Copy out each line exactly as it appears.

» **Dataset excerpt**:
** start **
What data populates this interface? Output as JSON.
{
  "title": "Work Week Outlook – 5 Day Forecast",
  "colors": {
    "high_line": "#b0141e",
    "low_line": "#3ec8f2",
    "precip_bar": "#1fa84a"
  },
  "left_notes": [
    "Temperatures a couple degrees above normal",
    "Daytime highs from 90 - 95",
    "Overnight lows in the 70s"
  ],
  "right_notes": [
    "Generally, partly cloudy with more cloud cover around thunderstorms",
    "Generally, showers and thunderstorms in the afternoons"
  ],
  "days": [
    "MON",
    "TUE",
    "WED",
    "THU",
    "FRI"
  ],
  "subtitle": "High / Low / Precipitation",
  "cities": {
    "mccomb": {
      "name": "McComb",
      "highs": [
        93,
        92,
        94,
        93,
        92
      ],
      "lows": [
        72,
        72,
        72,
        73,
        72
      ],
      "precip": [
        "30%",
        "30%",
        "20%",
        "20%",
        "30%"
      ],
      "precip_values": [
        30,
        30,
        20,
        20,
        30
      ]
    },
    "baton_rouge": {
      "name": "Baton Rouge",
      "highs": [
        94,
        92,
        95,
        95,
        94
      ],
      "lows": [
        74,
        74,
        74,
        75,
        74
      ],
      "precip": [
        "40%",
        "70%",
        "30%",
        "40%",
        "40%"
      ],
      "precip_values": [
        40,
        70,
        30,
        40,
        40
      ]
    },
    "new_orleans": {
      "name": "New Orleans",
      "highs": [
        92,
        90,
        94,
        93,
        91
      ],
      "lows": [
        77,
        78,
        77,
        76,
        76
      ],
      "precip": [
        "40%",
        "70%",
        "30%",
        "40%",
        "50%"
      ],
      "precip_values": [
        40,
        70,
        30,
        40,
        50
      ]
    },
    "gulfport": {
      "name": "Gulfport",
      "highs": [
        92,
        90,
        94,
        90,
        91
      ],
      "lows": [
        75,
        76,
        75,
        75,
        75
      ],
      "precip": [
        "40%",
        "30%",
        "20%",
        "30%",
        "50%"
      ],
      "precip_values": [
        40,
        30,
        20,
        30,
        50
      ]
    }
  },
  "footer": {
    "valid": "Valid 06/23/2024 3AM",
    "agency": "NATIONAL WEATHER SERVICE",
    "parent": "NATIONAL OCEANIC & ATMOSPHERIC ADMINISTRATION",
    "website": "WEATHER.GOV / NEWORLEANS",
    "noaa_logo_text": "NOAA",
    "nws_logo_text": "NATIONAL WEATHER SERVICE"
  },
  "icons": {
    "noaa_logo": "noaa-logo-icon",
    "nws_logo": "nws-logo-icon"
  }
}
** end **
» **EXERCISE RESPONSE**:
What data populates this interface? Output as JSON.
{
  "title": "Work Week Outlook – 5 Day Forecast",
  "colors": {
    "high_line": "#b0141e",
    "low_line": "#3ec8f2",
    "precip_bar": "#1fa84a"
  },
  "left_notes": [
    "Temperatures a couple degrees above normal",
    "Daytime highs from 90 - 95",
    "Overnight lows in the 70s"
  ],
  "right_notes": [
    "Generally, partly cloudy with more cloud cover around thunderstorms",
    "Generally, showers and thunderstorms in the afternoons"
  ],
  "days": [
    "MON",
    "TUE",
    "WED",
    "THU",
    "FRI"
  ],
  "subtitle": "High / Low / Precipitation",
  "cities": {
    "mccomb": {
      "name": "McComb",
      "highs": [
        93,
        92,
        94,
        93,
        92
      ],
      "lows": [
        72,
        72,
        72,
        73,
        72
      ],
      "precip": [
        "30%",
        "30%",
        "20%",
        "20%",
        "30%"
      ],
      "precip_values": [
        30,
        30,
        20,
        20,
        30
      ]
    },
    "baton_rouge": {
      "name": "Baton Rouge",
      "highs": [
        94,
        92,
        95,
        95,
        94
      ],
      "lows": [
        74,
        74,
        74,
        75,
        74
      ],
      "precip": [
        "40%",
        "70%",
        "30%",
        "40%",
        "40%"
      ],
      "precip_values": [
        40,
        70,
        30,
        40,
        40
      ]
    },
    "new_orleans": {
      "name": "New Orleans",
      "highs": [
        92,
        90,
        94,
        93,
        91
      ],
      "lows": [
        77,
        78,
        77,
        76,
        76
      ],
      "precip": [
        "40%",
        "70%",
        "30%",
        "40%",
        "50%"
      ],
      "precip_values": [
        40,
        70,
        30,
        40,
        50
      ]
    },
    "gulfport": {
      "name": "Gulfport",
      "highs": [
        92,
        90,
        94,
        90,
        91
      ],
      "lows": [
        75,
        76,
        75,
        75,
        75
      ],
      "precip": [
        "40%",
        "30%",
        "20%",
        "30%",
        "50%"
      ],
      "precip_values": [
        40,
        30,
        20,
        30,
        50
      ]
    }
  },
  "footer": {
    "valid": "Valid 06/23/2024 3AM",
    "agency": "NATIONAL WEATHER SERVICE",
    "parent": "NATIONAL OCEANIC & ATMOSPHERIC ADMINISTRATION",
    "website": "WEATHER.GOV / NEWORLEANS",
    "noaa_logo_text": "NOAA",
    "nws_logo_text": "NATIONAL WEATHER SERVICE"
  },
  "icons": {
    "noaa_logo": "noaa-logo-icon",
    "nws_logo": "nws-logo-icon"
  }
}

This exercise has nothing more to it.